═════ PAGE EXTRACT

One other question is whether we might want to adjust these options whilst PWM is running?

passing an architecture-specific options structure is a lean way to keep the current interface intact.
If I was to further extend the interface though, let's say fade-functions (thinking about pulling the per-channel fades from the RGBWWLed code into the HardwarePWM driver for esp8266, too) - wouldn't it be more flexible to make the current class definition an interface only and have the HardwarePWM inherit from it? AdafruitGFX is built like this, providing a pretty consistent API across all hardware implementations.
This way, the child classes could also implement new member functions to better expose hardware capabilities and where there are similar capabilities, they would still be abstracted in a common API.

══════════

LIST OF TASKS:
A: List every hyphenated word in the HardwarePWM discussion.
B: Copy the passage of the HardwarePWM discussion between "passing an architecture-specific" and "a common API.", inclusive.

═════ RAW DATA

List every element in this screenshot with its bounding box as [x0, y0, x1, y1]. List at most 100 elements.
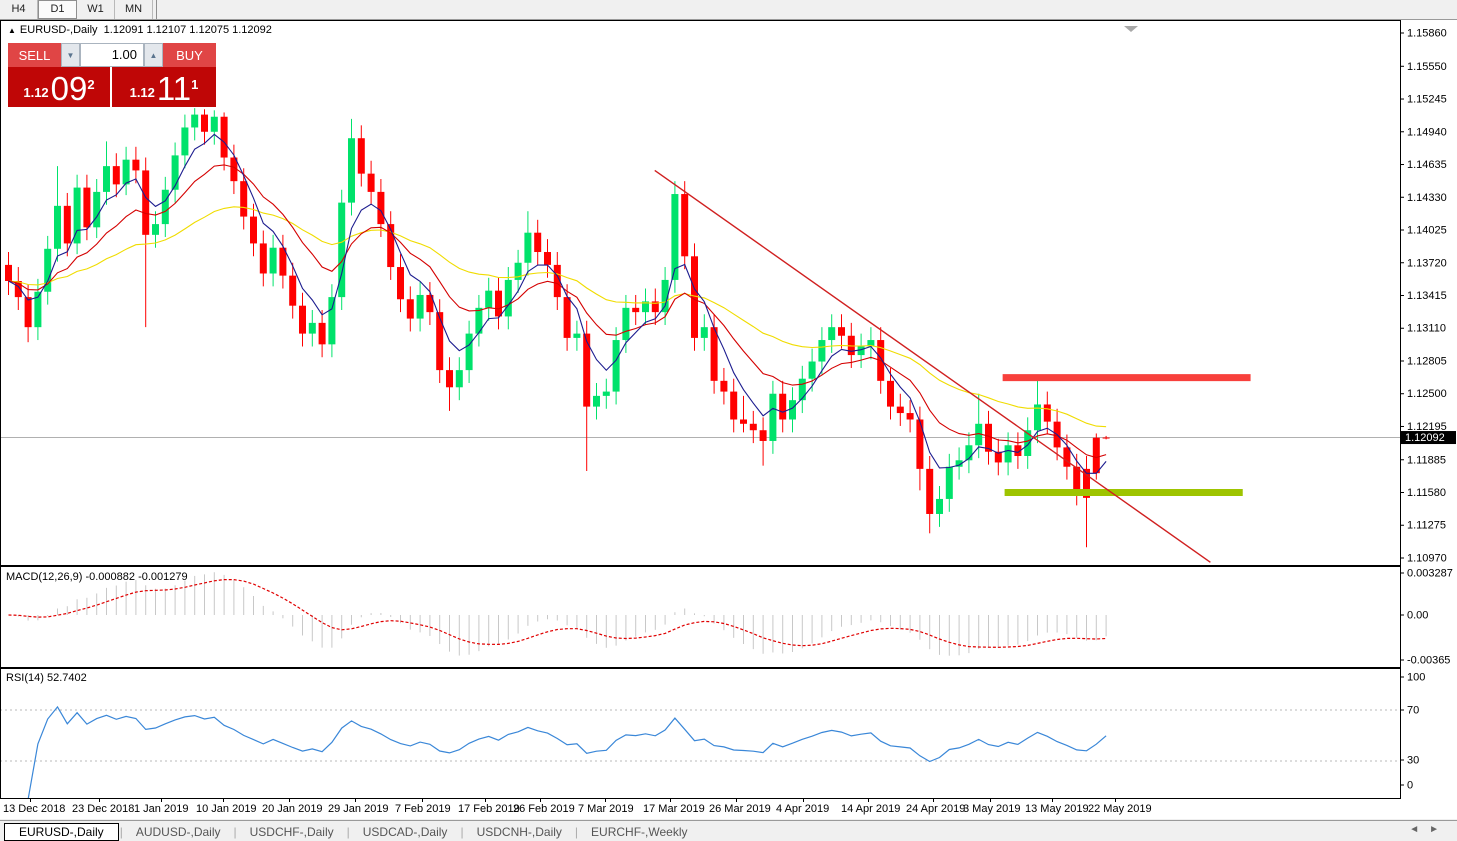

══════════

ANSWERS BY TASK:
A: architecture-specific, fade-functions, per-channel

B:
passing an architecture-specific options structure is a lean way to keep the current interface intact.
If I was to further extend the interface though, let's say fade-functions (thinking about pulling the per-channel fades from the RGBWWLed code into the HardwarePWM driver for esp8266, too) - wouldn't it be more flexible to make the current class definition an interface only and have the HardwarePWM inherit from it? AdafruitGFX is built like this, providing a pretty consistent API across all hardware implementations.
This way, the child classes could also implement new member functions to better expose hardware capabilities and where there are similar capabilities, they would still be abstracted in a common API.